▶ WHAT THE EXERCISE ASKS: Reproduce all of the material word for word.

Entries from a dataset
_ _ _
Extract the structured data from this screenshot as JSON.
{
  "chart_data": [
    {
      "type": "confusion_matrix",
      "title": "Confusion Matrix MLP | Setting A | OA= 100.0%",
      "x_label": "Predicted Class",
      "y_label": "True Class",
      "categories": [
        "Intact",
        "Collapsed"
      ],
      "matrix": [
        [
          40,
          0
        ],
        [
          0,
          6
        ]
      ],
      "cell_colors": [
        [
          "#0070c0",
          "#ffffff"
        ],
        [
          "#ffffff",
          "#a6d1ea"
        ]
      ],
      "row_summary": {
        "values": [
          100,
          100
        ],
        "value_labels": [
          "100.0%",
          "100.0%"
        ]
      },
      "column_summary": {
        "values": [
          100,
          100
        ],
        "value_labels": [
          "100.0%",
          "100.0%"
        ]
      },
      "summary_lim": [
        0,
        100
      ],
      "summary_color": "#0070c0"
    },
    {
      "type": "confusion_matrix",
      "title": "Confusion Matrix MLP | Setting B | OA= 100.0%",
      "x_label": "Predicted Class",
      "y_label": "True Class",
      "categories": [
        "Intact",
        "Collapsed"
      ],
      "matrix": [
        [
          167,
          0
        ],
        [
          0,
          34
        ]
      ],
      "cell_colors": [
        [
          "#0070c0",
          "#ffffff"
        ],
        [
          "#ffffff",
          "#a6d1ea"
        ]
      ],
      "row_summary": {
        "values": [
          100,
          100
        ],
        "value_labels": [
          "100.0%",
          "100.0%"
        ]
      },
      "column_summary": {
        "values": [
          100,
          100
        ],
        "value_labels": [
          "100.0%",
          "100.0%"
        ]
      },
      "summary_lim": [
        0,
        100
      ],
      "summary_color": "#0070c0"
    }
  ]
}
_ _ _
▶ THE RESULT:
Extract the structured data from this screenshot as JSON.
{
  "chart_data": [
    {
      "type": "confusion_matrix",
      "title": "Confusion Matrix MLP | Setting A | OA= 100.0%",
      "x_label": "Predicted Class",
      "y_label": "True Class",
      "categories": [
        "Intact",
        "Collapsed"
      ],
      "matrix": [
        [
          40,
          0
        ],
        [
          0,
          6
        ]
      ],
      "cell_colors": [
        [
          "#0070c0",
          "#ffffff"
        ],
        [
          "#ffffff",
          "#a6d1ea"
        ]
      ],
      "row_summary": {
        "values": [
          100,
          100
        ],
        "value_labels": [
          "100.0%",
          "100.0%"
        ]
      },
      "column_summary": {
        "values": [
          100,
          100
        ],
        "value_labels": [
          "100.0%",
          "100.0%"
        ]
      },
      "summary_lim": [
        0,
        100
      ],
      "summary_color": "#0070c0"
    },
    {
      "type": "confusion_matrix",
      "title": "Confusion Matrix MLP | Setting B | OA= 100.0%",
      "x_label": "Predicted Class",
      "y_label": "True Class",
      "categories": [
        "Intact",
        "Collapsed"
      ],
      "matrix": [
        [
          167,
          0
        ],
        [
          0,
          34
        ]
      ],
      "cell_colors": [
        [
          "#0070c0",
          "#ffffff"
        ],
        [
          "#ffffff",
          "#a6d1ea"
        ]
      ],
      "row_summary": {
        "values": [
          100,
          100
        ],
        "value_labels": [
          "100.0%",
          "100.0%"
        ]
      },
      "column_summary": {
        "values": [
          100,
          100
        ],
        "value_labels": [
          "100.0%",
          "100.0%"
        ]
      },
      "summary_lim": [
        0,
        100
      ],
      "summary_color": "#0070c0"
    }
  ]
}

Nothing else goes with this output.